══ Text block
The Trump administration’s best-known Californians are perhaps the three Steves: Bannon, the former Goldman Sachs trader, Hollywood producer and alt-right kingpin of Breitbart News, who is now one of the president’s closest advisors; Miller, the Santa Monica-raised Islamophobe who writes Trump’s speeches; and Mnuchin, the “Forrest Gump of the foreclosure crisis,” as Elizabeth Warren once described him, who wound up in charge of the Treasury.

But the power of these three, built on their own mercurial personalities and vulnerable to the whims of this most mercurial of presidents, is tenuous compared with the political clout of corporations and a weaponized academia. Those twin establishments are particularly powerful in California—which, despite its avowed leadership in the “resistance,” provides a substantial number of Trump’s enablers and protectors. Some conceal their support of the president and his far-right policies behind venerated institutions, such as Stanford University; others simply keep mum in that presumed anti-Trump bastion of Silicon Valley.
════
══ Information provided
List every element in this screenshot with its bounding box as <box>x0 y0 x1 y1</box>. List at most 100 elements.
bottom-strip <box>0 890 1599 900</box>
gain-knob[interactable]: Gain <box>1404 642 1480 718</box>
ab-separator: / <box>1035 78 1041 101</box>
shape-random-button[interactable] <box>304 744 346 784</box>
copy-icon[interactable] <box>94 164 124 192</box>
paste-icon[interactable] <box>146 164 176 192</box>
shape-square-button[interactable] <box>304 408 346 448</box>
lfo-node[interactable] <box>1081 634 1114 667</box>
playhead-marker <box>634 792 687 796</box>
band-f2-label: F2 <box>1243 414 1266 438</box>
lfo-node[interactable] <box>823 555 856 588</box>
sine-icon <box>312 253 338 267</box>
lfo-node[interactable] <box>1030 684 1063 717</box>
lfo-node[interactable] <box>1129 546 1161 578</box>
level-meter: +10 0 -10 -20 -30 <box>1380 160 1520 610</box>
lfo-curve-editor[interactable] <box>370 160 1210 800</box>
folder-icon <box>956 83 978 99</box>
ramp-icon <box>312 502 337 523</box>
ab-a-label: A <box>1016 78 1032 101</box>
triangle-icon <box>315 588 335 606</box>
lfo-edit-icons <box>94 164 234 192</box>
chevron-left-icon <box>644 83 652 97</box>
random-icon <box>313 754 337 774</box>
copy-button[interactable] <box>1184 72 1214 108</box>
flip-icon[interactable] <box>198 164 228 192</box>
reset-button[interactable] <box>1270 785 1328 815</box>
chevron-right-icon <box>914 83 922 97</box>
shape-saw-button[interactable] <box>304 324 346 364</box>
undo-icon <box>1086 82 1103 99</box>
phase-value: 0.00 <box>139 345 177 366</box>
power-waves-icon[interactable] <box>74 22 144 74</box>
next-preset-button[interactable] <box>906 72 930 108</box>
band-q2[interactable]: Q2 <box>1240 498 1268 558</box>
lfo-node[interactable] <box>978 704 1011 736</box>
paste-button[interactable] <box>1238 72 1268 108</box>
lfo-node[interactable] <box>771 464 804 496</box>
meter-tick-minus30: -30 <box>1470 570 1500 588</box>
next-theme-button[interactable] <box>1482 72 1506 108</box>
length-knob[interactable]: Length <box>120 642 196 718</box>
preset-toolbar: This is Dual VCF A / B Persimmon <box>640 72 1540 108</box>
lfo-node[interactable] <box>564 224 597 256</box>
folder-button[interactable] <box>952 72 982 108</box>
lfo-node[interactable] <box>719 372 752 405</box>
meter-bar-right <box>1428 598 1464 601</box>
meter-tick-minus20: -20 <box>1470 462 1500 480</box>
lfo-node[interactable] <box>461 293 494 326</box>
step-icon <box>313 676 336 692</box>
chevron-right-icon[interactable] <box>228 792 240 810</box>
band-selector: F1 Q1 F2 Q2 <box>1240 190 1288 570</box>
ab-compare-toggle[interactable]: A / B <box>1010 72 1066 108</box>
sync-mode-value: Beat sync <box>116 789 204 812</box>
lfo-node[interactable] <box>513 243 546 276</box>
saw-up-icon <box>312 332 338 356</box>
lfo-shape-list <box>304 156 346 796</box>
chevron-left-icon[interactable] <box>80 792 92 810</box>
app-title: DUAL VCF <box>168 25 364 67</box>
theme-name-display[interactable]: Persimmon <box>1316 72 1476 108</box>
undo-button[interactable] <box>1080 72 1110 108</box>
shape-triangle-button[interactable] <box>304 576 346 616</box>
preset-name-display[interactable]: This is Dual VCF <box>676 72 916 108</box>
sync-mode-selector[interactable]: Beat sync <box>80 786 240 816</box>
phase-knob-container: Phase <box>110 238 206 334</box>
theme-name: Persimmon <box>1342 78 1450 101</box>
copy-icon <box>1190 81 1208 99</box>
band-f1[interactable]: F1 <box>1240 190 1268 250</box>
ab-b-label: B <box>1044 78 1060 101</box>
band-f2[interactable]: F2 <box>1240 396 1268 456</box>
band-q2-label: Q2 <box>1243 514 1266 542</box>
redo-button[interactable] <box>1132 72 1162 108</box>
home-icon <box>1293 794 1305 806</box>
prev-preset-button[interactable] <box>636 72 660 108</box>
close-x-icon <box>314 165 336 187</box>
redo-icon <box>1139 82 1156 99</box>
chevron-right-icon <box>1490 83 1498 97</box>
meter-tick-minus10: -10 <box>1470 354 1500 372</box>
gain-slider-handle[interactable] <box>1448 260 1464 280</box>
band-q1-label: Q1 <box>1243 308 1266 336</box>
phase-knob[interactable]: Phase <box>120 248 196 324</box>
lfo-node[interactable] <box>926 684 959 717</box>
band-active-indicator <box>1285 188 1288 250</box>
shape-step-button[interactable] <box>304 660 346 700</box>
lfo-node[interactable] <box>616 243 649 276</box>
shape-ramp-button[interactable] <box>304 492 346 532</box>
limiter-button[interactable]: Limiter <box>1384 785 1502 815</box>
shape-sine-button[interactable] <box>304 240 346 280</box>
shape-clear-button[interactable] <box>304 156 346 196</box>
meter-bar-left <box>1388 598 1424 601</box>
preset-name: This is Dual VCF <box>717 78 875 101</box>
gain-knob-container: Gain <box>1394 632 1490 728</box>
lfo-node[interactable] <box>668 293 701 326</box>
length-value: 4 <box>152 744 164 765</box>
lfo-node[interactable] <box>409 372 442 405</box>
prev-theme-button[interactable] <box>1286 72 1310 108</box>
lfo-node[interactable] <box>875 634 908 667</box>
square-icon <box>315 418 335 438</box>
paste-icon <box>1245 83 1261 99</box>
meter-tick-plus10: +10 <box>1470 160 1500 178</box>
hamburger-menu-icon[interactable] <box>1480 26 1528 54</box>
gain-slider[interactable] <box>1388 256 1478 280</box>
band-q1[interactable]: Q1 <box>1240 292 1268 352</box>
════
▸ **Tasks**
A: In the text on Trump's Californian allies, why is the power of the three Steves described as tenuous? Answer in one to three sentences.
B: Go on with the text on Trump's Californian allies, beginning after its final sentence.
The data plays no role here.

▸ **Task-by-task results**
A: Their power is tenuous because it rests on their own mercurial personalities. It is also vulnerable to the whims of a president described as the most mercurial of all. The text calls this weak compared with the political clout of corporations and a weaponized academia.

B:
Aside from California’s obedient Republican congressional delegation, Stanford is perhaps the most powerful locus of Trump’s support in the state. The university is home to two distinct pro-Trump factions. The first revolves around Peter Thiel, the libertarian billionaire investor and PayPal founder. A Stanford alum and founder of the school’s ISI Collegiate Network-funded conservative newspaper, the Stanford Review, Thiel donated $1.25 million to Trump’s presidential campaign, and spoke on his behalf at the Republican National Convention last year. Thiel was also an early investor in Oscar, the health insurance startup founded by Joshua Kushner, younger brother of Trump’s son-in-law, Jared Kushner.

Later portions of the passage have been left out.